**STATED TASK**
Pick out each line of the records in which the word "this" appears.

★ ★ ★

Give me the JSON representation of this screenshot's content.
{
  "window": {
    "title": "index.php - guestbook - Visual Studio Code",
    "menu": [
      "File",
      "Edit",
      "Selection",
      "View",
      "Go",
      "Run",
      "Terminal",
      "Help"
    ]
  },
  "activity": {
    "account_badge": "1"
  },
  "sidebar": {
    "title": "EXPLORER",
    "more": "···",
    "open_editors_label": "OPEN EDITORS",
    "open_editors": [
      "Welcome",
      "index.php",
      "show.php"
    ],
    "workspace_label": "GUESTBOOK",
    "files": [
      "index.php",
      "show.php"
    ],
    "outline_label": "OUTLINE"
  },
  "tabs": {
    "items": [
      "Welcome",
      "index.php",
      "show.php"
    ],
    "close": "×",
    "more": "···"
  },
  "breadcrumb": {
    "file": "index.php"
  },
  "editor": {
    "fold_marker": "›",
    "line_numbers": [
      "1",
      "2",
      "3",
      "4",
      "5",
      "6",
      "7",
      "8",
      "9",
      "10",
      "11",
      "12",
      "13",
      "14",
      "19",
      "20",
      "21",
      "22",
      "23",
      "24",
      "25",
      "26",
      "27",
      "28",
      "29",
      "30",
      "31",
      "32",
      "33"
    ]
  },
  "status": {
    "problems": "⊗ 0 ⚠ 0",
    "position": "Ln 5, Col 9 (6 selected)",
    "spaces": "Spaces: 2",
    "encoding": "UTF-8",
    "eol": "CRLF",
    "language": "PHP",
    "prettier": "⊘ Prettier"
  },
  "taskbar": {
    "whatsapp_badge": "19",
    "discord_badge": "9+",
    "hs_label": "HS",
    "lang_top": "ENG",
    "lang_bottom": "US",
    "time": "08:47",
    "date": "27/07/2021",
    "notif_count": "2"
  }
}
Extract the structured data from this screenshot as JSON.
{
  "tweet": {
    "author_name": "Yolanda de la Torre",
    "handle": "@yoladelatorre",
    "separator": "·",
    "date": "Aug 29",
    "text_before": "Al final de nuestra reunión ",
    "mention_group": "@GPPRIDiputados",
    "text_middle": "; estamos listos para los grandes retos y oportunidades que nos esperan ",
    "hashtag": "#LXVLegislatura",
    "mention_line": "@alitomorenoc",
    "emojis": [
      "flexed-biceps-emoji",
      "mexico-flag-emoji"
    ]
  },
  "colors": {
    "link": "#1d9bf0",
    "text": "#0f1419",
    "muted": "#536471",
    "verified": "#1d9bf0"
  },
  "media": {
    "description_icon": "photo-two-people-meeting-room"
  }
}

★ ★ ★

**TASK SOLUTION**
Give me the JSON representation of this screenshot's content.
Extract the structured data from this screenshot as JSON.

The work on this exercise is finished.